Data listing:
········

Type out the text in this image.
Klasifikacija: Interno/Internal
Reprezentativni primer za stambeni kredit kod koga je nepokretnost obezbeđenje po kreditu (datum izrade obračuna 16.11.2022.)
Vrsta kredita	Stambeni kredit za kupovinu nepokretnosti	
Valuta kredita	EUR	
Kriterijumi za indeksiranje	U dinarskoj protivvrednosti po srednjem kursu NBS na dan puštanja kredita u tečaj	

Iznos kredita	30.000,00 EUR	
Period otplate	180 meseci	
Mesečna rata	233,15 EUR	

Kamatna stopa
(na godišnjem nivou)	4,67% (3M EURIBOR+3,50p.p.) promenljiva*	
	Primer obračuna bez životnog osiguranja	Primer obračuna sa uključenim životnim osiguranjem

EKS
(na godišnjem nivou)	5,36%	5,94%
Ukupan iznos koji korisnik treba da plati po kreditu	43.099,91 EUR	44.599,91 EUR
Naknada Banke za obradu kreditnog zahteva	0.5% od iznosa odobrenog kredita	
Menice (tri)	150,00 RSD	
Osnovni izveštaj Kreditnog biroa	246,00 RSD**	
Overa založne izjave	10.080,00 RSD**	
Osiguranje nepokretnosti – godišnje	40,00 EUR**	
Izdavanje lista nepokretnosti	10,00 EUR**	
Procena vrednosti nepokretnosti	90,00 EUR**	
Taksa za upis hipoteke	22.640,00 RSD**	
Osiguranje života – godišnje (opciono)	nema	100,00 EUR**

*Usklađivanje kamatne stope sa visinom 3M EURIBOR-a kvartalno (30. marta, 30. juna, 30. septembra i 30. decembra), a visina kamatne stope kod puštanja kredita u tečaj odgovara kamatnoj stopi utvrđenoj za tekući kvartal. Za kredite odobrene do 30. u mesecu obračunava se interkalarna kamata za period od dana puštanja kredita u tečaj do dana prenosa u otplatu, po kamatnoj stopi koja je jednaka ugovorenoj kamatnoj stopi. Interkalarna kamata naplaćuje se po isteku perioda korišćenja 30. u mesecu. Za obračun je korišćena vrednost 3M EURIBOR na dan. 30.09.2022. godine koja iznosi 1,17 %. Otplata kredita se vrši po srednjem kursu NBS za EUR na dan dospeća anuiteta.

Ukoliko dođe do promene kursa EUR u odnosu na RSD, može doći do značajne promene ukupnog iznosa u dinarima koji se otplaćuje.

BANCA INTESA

········

Take every line containing the word "koji" and copy it.

Ukupan iznos koji korisnik treba da plati po kreditu	43.099,91 EUR	44.599,91 EUR
Ukoliko dođe do promene kursa EUR u odnosu na RSD, može doći do značajne promene ukupnog iznosa u dinarima koji se otplaćuje.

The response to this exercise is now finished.